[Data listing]
== == ==

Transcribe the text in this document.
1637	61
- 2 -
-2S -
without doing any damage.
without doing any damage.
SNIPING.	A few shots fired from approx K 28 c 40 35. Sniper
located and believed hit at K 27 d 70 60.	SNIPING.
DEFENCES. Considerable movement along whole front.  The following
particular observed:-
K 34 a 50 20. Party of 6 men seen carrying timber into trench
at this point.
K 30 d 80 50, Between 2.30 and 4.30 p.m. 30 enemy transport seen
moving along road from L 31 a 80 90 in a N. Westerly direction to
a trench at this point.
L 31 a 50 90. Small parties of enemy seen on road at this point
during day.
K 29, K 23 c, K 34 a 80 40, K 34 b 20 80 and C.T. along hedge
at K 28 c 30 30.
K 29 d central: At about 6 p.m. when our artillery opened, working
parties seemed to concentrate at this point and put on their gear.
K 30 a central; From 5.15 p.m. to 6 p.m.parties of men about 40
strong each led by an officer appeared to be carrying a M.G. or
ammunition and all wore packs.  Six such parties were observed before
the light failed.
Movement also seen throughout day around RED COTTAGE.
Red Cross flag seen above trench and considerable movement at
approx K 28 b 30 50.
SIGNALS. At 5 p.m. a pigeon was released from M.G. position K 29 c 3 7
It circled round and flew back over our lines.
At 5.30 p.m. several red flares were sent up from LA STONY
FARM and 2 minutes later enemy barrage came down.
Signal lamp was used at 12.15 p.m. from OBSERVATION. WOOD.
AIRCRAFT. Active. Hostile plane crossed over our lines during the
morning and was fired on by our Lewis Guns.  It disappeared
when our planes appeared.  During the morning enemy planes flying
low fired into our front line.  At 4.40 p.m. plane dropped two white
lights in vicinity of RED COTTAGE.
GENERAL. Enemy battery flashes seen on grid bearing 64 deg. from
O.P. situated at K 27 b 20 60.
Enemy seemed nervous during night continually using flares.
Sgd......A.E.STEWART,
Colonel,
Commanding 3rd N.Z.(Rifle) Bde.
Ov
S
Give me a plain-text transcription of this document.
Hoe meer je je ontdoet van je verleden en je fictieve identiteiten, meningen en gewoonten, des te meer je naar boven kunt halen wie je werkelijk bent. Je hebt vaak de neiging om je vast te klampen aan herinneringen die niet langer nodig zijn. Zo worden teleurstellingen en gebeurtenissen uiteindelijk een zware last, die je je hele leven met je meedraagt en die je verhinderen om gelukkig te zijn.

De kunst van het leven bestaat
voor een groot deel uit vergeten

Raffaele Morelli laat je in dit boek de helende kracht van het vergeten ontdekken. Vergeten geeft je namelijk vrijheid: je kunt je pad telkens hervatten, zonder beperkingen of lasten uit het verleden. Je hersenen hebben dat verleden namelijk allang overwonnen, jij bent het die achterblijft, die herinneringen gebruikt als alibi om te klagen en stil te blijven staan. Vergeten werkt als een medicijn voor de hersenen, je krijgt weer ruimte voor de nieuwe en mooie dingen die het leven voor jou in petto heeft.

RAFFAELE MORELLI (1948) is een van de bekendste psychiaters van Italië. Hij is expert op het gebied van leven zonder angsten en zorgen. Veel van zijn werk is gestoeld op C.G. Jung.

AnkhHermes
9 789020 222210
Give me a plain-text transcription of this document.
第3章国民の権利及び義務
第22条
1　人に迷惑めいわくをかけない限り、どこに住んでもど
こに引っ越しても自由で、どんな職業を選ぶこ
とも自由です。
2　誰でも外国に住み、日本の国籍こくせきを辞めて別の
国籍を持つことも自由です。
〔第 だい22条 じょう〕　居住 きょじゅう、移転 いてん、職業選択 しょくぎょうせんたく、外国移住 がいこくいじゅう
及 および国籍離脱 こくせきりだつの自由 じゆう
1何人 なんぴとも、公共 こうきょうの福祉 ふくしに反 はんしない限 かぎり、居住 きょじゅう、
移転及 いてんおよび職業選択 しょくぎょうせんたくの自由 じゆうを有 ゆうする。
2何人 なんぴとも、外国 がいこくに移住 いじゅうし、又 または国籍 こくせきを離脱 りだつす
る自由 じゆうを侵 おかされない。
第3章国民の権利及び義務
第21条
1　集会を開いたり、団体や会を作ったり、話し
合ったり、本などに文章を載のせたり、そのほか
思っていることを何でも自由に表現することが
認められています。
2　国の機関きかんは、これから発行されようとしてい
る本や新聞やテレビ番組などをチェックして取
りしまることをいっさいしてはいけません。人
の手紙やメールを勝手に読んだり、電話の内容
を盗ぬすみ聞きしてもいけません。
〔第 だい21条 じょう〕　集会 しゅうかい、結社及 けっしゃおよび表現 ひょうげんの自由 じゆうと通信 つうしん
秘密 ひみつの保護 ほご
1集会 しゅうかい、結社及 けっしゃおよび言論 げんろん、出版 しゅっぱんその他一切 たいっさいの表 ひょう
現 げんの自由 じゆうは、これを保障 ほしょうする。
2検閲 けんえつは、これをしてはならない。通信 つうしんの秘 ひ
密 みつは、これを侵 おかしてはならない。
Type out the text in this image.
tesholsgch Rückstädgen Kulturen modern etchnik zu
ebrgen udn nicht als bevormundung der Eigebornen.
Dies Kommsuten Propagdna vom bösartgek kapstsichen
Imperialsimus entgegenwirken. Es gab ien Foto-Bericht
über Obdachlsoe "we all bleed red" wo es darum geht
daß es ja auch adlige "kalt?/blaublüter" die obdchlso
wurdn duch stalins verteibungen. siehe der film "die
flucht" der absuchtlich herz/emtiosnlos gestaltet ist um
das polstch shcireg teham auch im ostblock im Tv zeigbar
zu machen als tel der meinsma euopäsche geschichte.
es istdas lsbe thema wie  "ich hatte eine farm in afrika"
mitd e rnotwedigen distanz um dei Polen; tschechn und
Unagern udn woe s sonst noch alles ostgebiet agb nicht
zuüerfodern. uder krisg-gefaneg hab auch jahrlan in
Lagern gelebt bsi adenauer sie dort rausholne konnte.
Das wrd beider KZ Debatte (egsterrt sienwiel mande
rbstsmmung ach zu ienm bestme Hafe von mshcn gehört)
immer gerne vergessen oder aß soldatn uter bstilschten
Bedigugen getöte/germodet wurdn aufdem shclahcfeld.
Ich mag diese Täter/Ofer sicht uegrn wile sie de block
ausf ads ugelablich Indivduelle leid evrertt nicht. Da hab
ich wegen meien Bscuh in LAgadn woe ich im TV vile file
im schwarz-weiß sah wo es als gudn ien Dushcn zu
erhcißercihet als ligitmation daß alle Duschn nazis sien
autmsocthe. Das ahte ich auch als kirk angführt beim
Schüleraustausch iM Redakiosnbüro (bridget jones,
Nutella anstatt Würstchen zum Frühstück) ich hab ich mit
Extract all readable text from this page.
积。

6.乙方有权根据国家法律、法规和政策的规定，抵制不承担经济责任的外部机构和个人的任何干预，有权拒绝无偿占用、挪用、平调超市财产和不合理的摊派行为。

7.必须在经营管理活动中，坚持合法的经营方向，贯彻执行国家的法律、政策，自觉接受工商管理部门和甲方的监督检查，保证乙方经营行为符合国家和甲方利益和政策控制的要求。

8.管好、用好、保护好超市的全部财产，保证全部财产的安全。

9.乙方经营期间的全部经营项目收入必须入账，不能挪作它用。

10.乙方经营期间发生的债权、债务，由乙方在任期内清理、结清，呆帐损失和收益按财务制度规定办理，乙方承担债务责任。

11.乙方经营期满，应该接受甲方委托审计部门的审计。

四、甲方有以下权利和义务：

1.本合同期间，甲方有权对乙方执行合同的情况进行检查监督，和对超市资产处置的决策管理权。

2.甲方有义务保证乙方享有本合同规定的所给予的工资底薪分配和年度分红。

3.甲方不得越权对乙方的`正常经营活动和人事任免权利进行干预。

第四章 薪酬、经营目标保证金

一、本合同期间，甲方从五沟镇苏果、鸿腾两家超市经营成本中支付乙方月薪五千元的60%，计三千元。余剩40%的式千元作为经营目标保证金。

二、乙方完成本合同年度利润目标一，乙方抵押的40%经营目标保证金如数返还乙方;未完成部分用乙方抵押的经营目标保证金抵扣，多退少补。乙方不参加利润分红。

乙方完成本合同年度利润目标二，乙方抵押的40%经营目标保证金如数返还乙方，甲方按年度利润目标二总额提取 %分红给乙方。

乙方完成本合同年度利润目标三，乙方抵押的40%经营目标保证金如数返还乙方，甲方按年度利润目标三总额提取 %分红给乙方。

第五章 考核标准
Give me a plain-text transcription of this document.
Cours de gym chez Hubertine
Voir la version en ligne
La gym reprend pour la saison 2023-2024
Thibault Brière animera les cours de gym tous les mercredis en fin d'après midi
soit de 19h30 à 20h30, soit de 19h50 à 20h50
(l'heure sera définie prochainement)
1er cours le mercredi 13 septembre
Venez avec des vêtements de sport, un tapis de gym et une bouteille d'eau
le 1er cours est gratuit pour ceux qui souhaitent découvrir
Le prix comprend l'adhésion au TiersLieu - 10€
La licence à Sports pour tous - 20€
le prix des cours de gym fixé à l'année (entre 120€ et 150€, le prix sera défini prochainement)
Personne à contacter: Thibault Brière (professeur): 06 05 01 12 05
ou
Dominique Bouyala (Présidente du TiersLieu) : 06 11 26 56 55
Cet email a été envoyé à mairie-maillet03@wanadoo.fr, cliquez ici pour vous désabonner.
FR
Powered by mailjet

== == ==

> **WHAT YOU HAVE TO DO**
Which lines of the data above contain "TiersLieu"? Copy each one.

> **FINAL ANSWER**
Le prix comprend l'adhésion au TiersLieu - 10€
Dominique Bouyala (Présidente du TiersLieu) : 06 11 26 56 55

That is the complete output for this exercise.